# GOAL
Search the listing below for "este". Copy each matching line.
** begin DATA SUPPLIED **
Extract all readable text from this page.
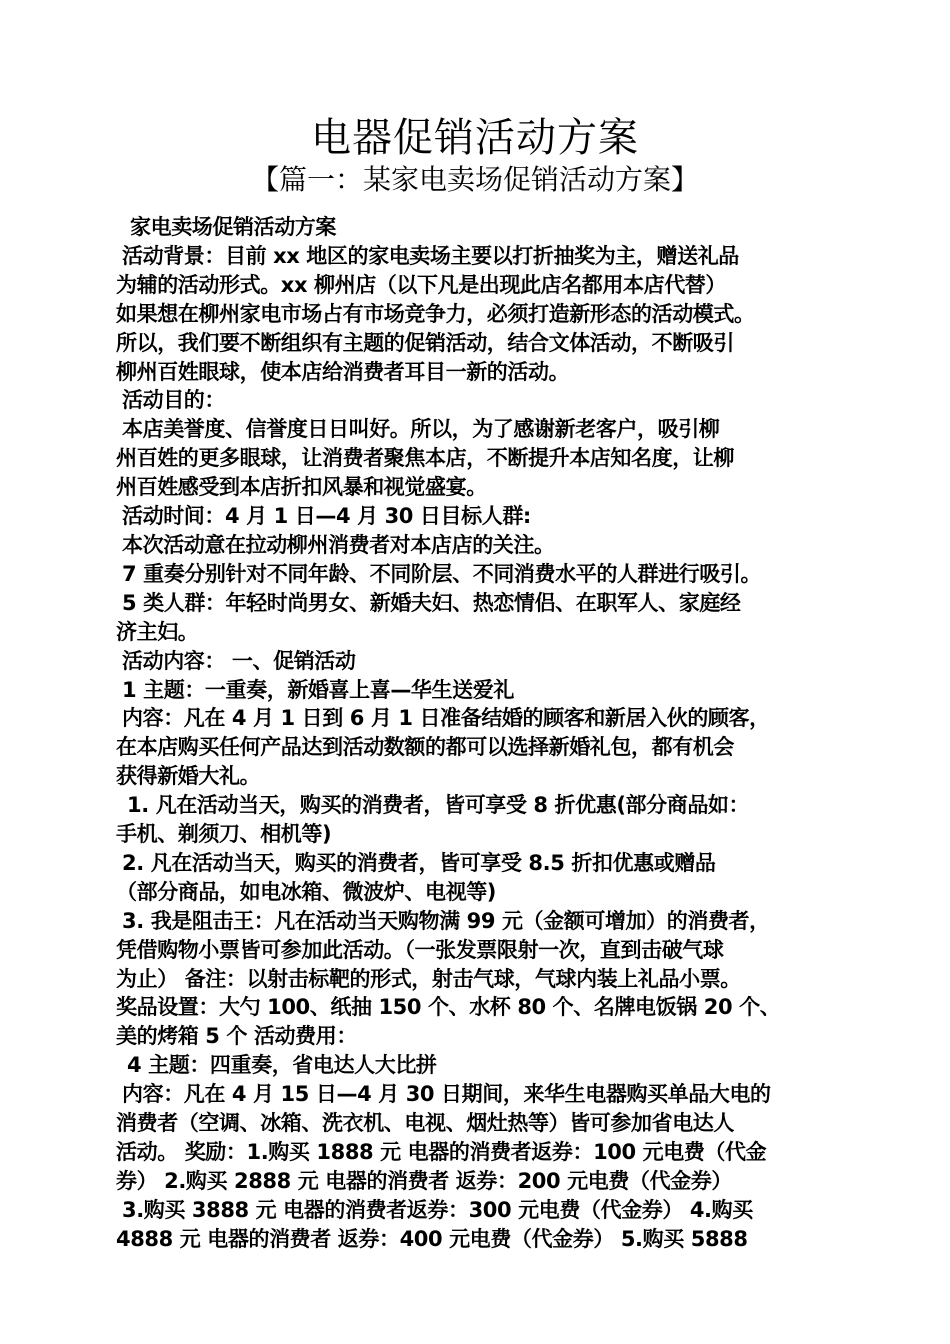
电器促销活动方案
【篇一：某家电卖场促销活动方案】
家电卖场促销活动方案
活动背景：目前 xx 地区的家电卖场主要以打折抽奖为主，赠送礼品
为辅的活动形式。xx 柳州店（以下凡是出现此店名都用本店代替）
如果想在柳州家电市场占有市场竞争力，必须打造新形态的活动模式。
所以，我们要不断组织有主题的促销活动，结合文体活动，不断吸引
柳州百姓眼球，使本店给消费者耳目一新的活动。
活动目的：
本店美誉度、信誉度日日叫好。所以，为了感谢新老客户，吸引柳
州百姓的更多眼球，让消费者聚焦本店，不断提升本店知名度，让柳
州百姓感受到本店折扣风暴和视觉盛宴。
活动时间：4 月 1 日—4 月 30 日目标人群:
本次活动意在拉动柳州消费者对本店店的关注。
7 重奏分别针对不同年龄、不同阶层、不同消费水平的人群进行吸引。
5 类人群：年轻时尚男女、新婚夫妇、热恋情侣、在职军人、家庭经
济主妇。
活动内容： 一、促销活动
1 主题：一重奏，新婚喜上喜—华生送爱礼
内容：凡在 4 月 1 日到 6 月 1 日准备结婚的顾客和新居入伙的顾客，
在本店购买任何产品达到活动数额的都可以选择新婚礼包，都有机会
获得新婚大礼。
1. 凡在活动当天，购买的消费者，皆可享受 8 折优惠(部分商品如：
手机、剃须刀、相机等)
2. 凡在活动当天，购买的消费者，皆可享受 8.5 折扣优惠或赠品
（部分商品，如电冰箱、微波炉、电视等)
3. 我是阻击王：凡在活动当天购物满 99 元（金额可增加）的消费者，
凭借购物小票皆可参加此活动。（一张发票限射一次，直到击破气球
为止） 备注：以射击标靶的形式，射击气球，气球内装上礼品小票。
奖品设置：大勺 100、纸抽 150 个、水杯 80 个、名牌电饭锅 20 个、
美的烤箱 5 个 活动费用：
4 主题：四重奏，省电达人大比拼
内容：凡在 4 月 15 日—4 月 30 日期间，来华生电器购买单品大电的
消费者（空调、冰箱、洗衣机、电视、烟灶热等）皆可参加省电达人
活动。 奖励：1.购买 1888 元 电器的消费者返券：100 元电费（代金
券） 2.购买 2888 元 电器的消费者 返券：200 元电费（代金券）
3.购买 3888 元 电器的消费者返券：300 元电费（代金券） 4.购买
4888 元 电器的消费者 返券：400 元电费（代金券） 5.购买 5888
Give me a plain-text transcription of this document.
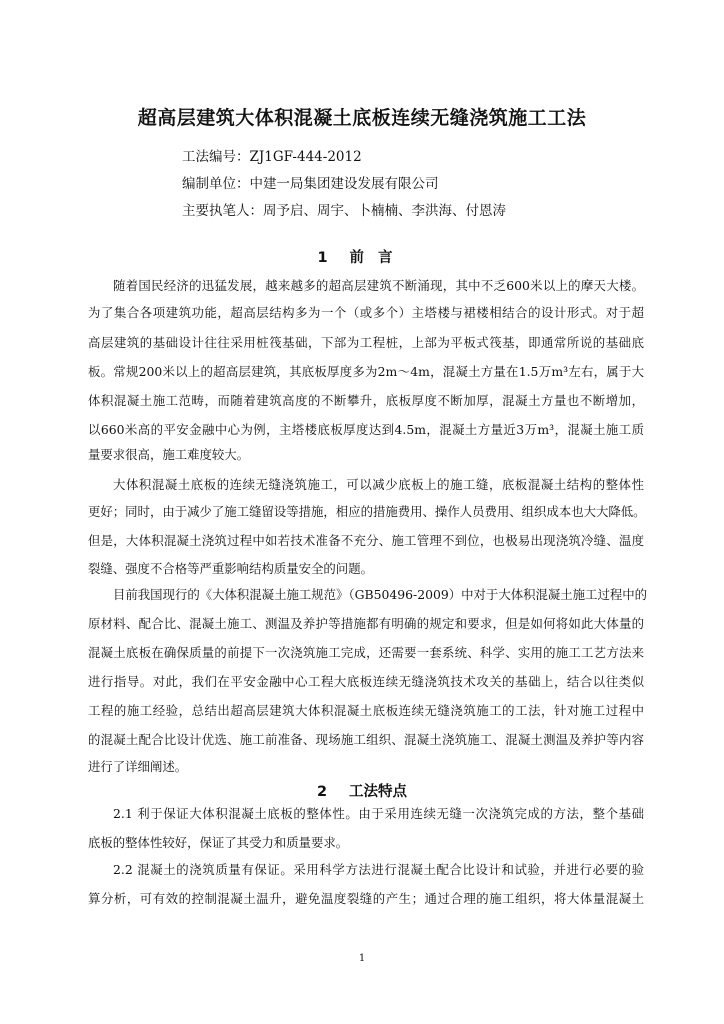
超高层建筑大体积混凝土底板连续无缝浇筑施工工法
工法编号：ZJ1GF-444-2012
编制单位：中建一局集团建设发展有限公司
主要执笔人：周予启、周宇、卜楠楠、李洪海、付恩涛
1 前言
随着国民经济的迅猛发展，越来越多的超高层建筑不断涌现，其中不乏600米以上的摩天大楼。
为了集合各项建筑功能，超高层结构多为一个（或多个）主塔楼与裙楼相结合的设计形式。对于超
高层建筑的基础设计往往采用桩筏基础，下部为工程桩，上部为平板式筏基，即通常所说的基础底
板。常规200米以上的超高层建筑，其底板厚度多为2m～4m，混凝土方量在1.5万m³左右，属于大
体积混凝土施工范畴，而随着建筑高度的不断攀升，底板厚度不断加厚，混凝土方量也不断增加，
以660米高的平安金融中心为例，主塔楼底板厚度达到4.5m，混凝土方量近3万m³，混凝土施工质
量要求很高，施工难度较大。
大体积混凝土底板的连续无缝浇筑施工，可以减少底板上的施工缝，底板混凝土结构的整体性
更好；同时，由于减少了施工缝留设等措施，相应的措施费用、操作人员费用、组织成本也大大降低。
但是，大体积混凝土浇筑过程中如若技术准备不充分、施工管理不到位，也极易出现浇筑冷缝、温度
裂缝、强度不合格等严重影响结构质量安全的问题。
目前我国现行的《大体积混凝土施工规范》（GB50496-2009）中对于大体积混凝土施工过程中的
原材料、配合比、混凝土施工、测温及养护等措施都有明确的规定和要求，但是如何将如此大体量的
混凝土底板在确保质量的前提下一次浇筑施工完成，还需要一套系统、科学、实用的施工工艺方法来
进行指导。对此，我们在平安金融中心工程大底板连续无缝浇筑技术攻关的基础上，结合以往类似
工程的施工经验，总结出超高层建筑大体积混凝土底板连续无缝浇筑施工的工法，针对施工过程中
的混凝土配合比设计优选、施工前准备、现场施工组织、混凝土浇筑施工、混凝土测温及养护等内容
进行了详细阐述。
2 工法特点
2.1 利于保证大体积混凝土底板的整体性。由于采用连续无缝一次浇筑完成的方法，整个基础
底板的整体性较好，保证了其受力和质量要求。
2.2 混凝土的浇筑质量有保证。采用科学方法进行混凝土配合比设计和试验，并进行必要的验
算分析，可有效的控制混凝土温升，避免温度裂缝的产生；通过合理的施工组织，将大体量混凝土
1
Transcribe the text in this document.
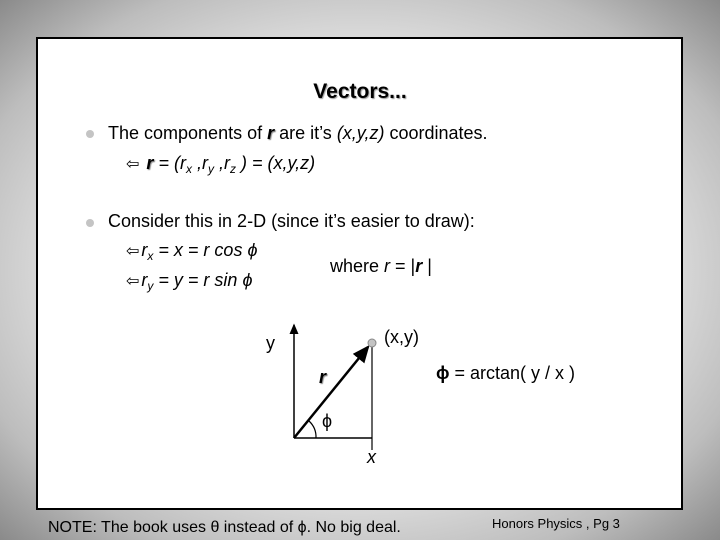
Vectors...
The components of r are it’s (x,y,z) coordinates.
⇦ $r = (r_x$ $,r_y$ $,r_z$ ) = (x,y,z)
Consider this in 2-D (since it’s easier to draw):
⇦ $r_x = x = r$ cos ϕ
where r = |r |
⇦ $r_y = y = r$ sin ϕ
y	(x,y)
r
ϕ
x
ϕ = arctan( y / x )
NOTE: The book uses θ instead of ϕ. No big deal.	Honors Physics , Pg 3
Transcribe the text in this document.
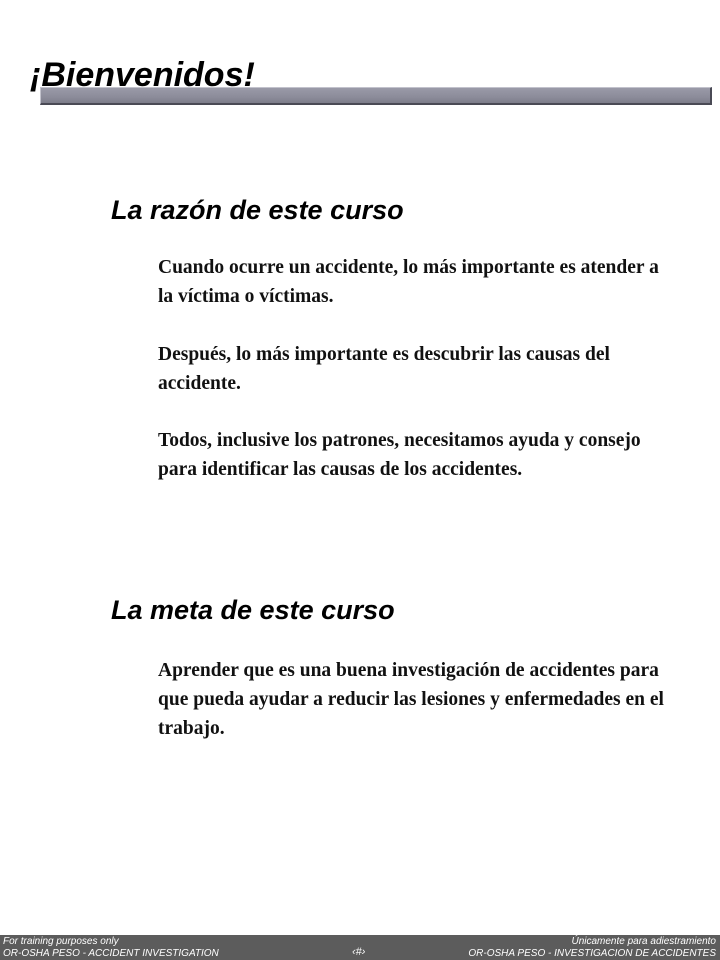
¡Bienvenidos!
La razón de este curso

Cuando ocurre un accidente, lo más importante es atender a la víctima o víctimas.

Después, lo más importante es descubrir las causas del accidente.

Todos, inclusive los patrones, necesitamos ayuda y consejo para identificar las causas de los accidentes.

La meta de este curso

Aprender que es una buena investigación de accidentes para que pueda ayudar a reducir las lesiones y enfermedades en el trabajo.

For training purposes only
OR-OSHA PESO - ACCIDENT INVESTIGATION	‹#›
Únicamente para adiestramiento
OR-OSHA PESO - INVESTIGACION DE ACCIDENTES
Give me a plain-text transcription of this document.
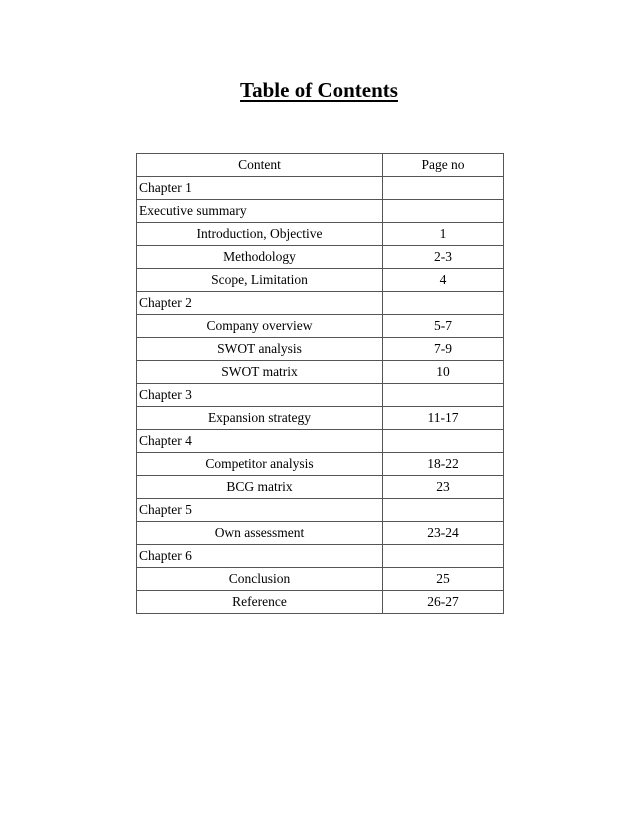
Table of Contents
Content	Page no
Chapter 1	
Executive summary	
Introduction, Objective	1
Methodology	2-3
Scope, Limitation	4
Chapter 2	
Company overview	5-7
SWOT analysis	7-9
SWOT matrix	10
Chapter 3	
Expansion strategy	11-17
Chapter 4	
Competitor analysis	18-22
BCG matrix	23
Chapter 5	
Own assessment	23-24
Chapter 6	
Conclusion	25
Reference	26-27
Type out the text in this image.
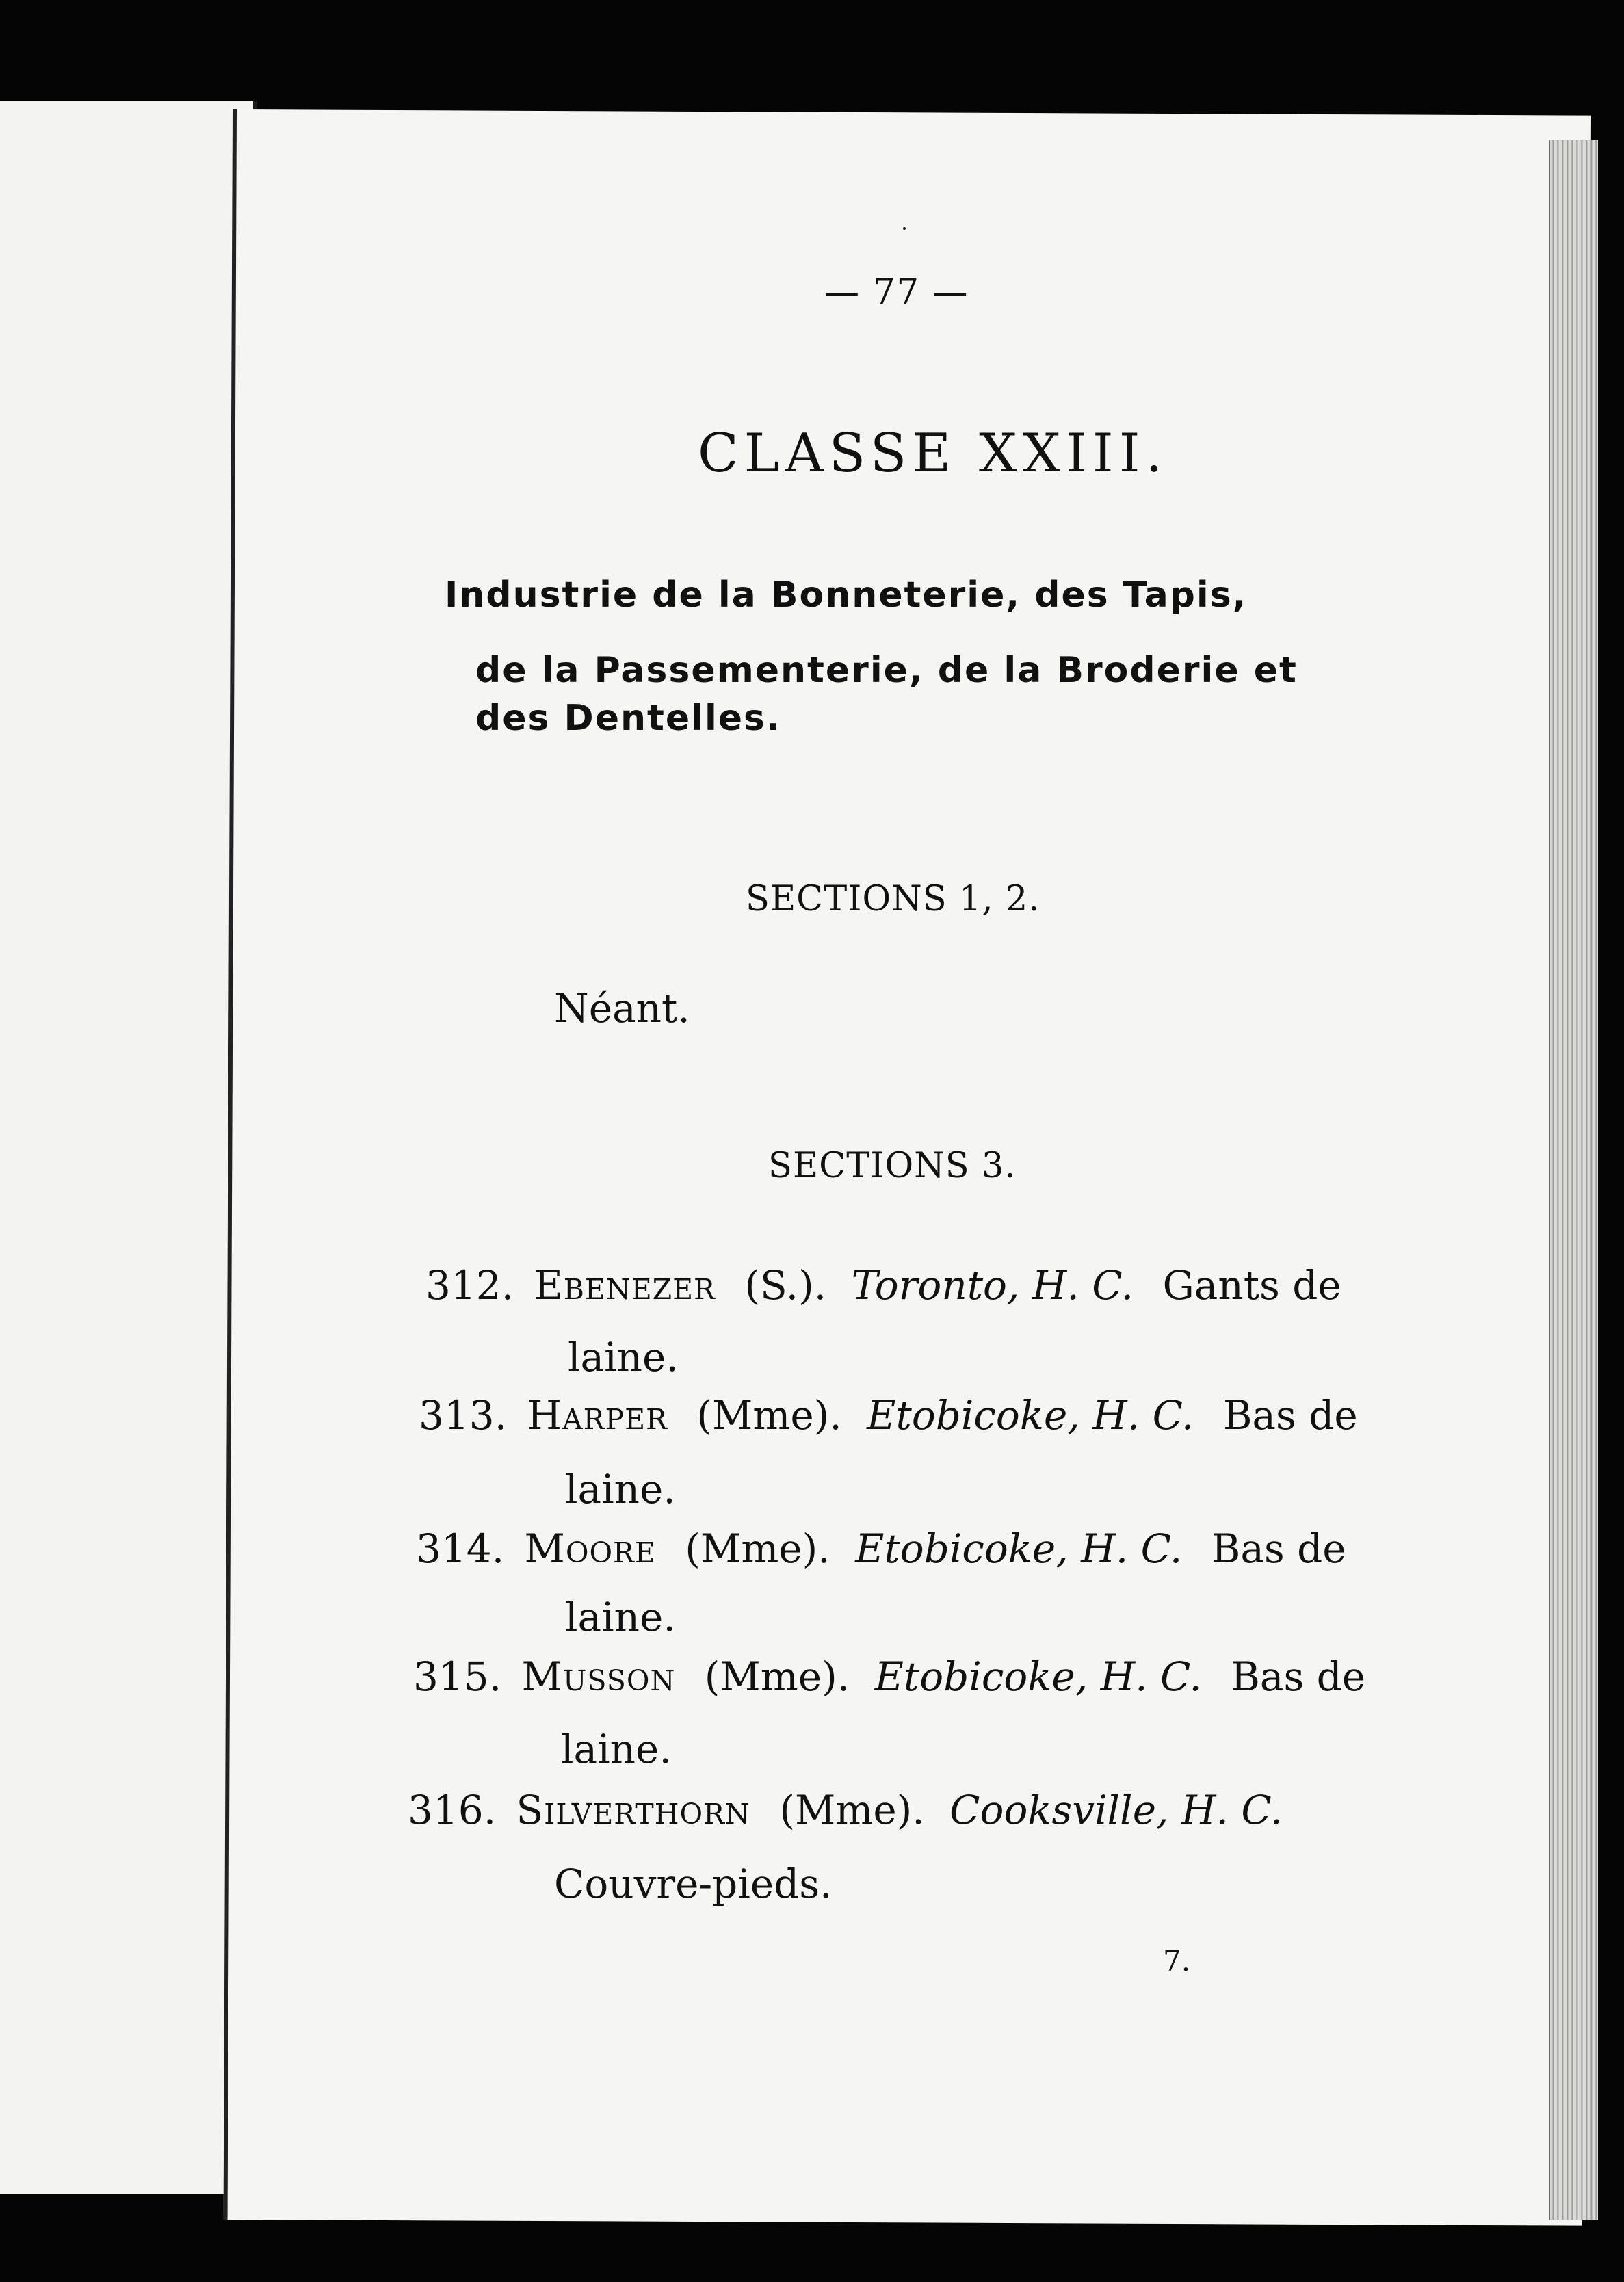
— 77 —
CLASSE XXIII.
Industrie de la Bonneterie, des Tapis,
de la Passementerie, de la Broderie et
des Dentelles.
SECTIONS 1, 2.
Néant.
SECTIONS 3.
312. Ebenezer (S.). Toronto, H. C. Gants de
laine.
313. Harper (Mme). Etobicoke, H. C. Bas de
laine.
314. Moore (Mme). Etobicoke, H. C. Bas de
laine.
315. Musson (Mme). Etobicoke, H. C. Bas de
laine.
316. Silverthorn (Mme). Cooksville, H. C.
Couvre-pieds.
7.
** end DATA SUPPLIED **
# COMPLETED EXERCISE
La razón de este curso
La meta de este curso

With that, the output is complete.